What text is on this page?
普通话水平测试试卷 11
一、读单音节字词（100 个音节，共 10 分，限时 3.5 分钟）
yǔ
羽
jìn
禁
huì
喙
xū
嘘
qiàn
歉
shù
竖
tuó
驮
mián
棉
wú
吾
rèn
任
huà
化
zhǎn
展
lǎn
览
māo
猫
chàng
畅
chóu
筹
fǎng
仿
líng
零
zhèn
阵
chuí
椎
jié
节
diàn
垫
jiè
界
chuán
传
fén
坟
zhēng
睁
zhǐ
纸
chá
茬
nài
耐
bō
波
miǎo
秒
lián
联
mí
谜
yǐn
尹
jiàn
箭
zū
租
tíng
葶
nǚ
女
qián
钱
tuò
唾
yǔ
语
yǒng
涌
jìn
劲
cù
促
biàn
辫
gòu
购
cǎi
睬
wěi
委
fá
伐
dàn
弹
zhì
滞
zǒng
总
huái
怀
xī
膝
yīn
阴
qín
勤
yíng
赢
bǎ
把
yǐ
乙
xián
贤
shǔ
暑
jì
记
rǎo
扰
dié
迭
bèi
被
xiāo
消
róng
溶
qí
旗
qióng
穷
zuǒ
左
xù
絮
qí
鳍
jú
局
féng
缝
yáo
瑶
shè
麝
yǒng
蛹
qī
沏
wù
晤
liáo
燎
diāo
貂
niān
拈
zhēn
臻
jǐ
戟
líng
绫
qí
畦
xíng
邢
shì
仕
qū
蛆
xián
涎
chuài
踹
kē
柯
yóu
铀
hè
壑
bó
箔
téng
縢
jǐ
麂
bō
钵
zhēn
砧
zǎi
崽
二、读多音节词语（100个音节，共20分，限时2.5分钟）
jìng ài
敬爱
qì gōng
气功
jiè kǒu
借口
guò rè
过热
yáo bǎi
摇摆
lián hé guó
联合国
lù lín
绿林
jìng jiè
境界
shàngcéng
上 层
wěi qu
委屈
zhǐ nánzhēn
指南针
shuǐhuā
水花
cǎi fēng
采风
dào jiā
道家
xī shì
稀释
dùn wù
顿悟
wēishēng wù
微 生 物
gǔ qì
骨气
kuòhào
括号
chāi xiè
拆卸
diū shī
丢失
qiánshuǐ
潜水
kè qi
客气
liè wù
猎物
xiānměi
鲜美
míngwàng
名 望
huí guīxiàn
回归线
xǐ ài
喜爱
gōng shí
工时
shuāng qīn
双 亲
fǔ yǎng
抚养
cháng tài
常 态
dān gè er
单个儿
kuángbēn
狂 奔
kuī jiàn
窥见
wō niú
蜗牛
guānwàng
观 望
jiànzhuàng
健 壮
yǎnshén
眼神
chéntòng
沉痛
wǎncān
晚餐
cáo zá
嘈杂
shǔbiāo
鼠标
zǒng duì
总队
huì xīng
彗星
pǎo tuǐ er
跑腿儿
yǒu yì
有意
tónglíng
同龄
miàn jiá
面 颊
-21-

=====

◆ STATED GOAL: Pull out each record as written and restate it exactly.

◆ FULL ANSWER:
What text is on this page?
普通话水平测试试卷 11
一、读单音节字词（100 个音节，共 10 分，限时 3.5 分钟）
yǔ
羽
jìn
禁
huì
喙
xū
嘘
qiàn
歉
shù
竖
tuó
驮
mián
棉
wú
吾
rèn
任
huà
化
zhǎn
展
lǎn
览
māo
猫
chàng
畅
chóu
筹
fǎng
仿
líng
零
zhèn
阵
chuí
椎
jié
节
diàn
垫
jiè
界
chuán
传
fén
坟
zhēng
睁
zhǐ
纸
chá
茬
nài
耐
bō
波
miǎo
秒
lián
联
mí
谜
yǐn
尹
jiàn
箭
zū
租
tíng
葶
nǚ
女
qián
钱
tuò
唾
yǔ
语
yǒng
涌
jìn
劲
cù
促
biàn
辫
gòu
购
cǎi
睬
wěi
委
fá
伐
dàn
弹
zhì
滞
zǒng
总
huái
怀
xī
膝
yīn
阴
qín
勤
yíng
赢
bǎ
把
yǐ
乙
xián
贤
shǔ
暑
jì
记
rǎo
扰
dié
迭
bèi
被
xiāo
消
róng
溶
qí
旗
qióng
穷
zuǒ
左
xù
絮
qí
鳍
jú
局
féng
缝
yáo
瑶
shè
麝
yǒng
蛹
qī
沏
wù
晤
liáo
燎
diāo
貂
niān
拈
zhēn
臻
jǐ
戟
líng
绫
qí
畦
xíng
邢
shì
仕
qū
蛆
xián
涎
chuài
踹
kē
柯
yóu
铀
hè
壑
bó
箔
téng
縢
jǐ
麂
bō
钵
zhēn
砧
zǎi
崽
二、读多音节词语（100个音节，共20分，限时2.5分钟）
jìng ài
敬爱
qì gōng
气功
jiè kǒu
借口
guò rè
过热
yáo bǎi
摇摆
lián hé guó
联合国
lù lín
绿林
jìng jiè
境界
shàngcéng
上 层
wěi qu
委屈
zhǐ nánzhēn
指南针
shuǐhuā
水花
cǎi fēng
采风
dào jiā
道家
xī shì
稀释
dùn wù
顿悟
wēishēng wù
微 生 物
gǔ qì
骨气
kuòhào
括号
chāi xiè
拆卸
diū shī
丢失
qiánshuǐ
潜水
kè qi
客气
liè wù
猎物
xiānměi
鲜美
míngwàng
名 望
huí guīxiàn
回归线
xǐ ài
喜爱
gōng shí
工时
shuāng qīn
双 亲
fǔ yǎng
抚养
cháng tài
常 态
dān gè er
单个儿
kuángbēn
狂 奔
kuī jiàn
窥见
wō niú
蜗牛
guānwàng
观 望
jiànzhuàng
健 壮
yǎnshén
眼神
chéntòng
沉痛
wǎncān
晚餐
cáo zá
嘈杂
shǔbiāo
鼠标
zǒng duì
总队
huì xīng
彗星
pǎo tuǐ er
跑腿儿
yǒu yì
有意
tónglíng
同龄
miàn jiá
面 颊
-21-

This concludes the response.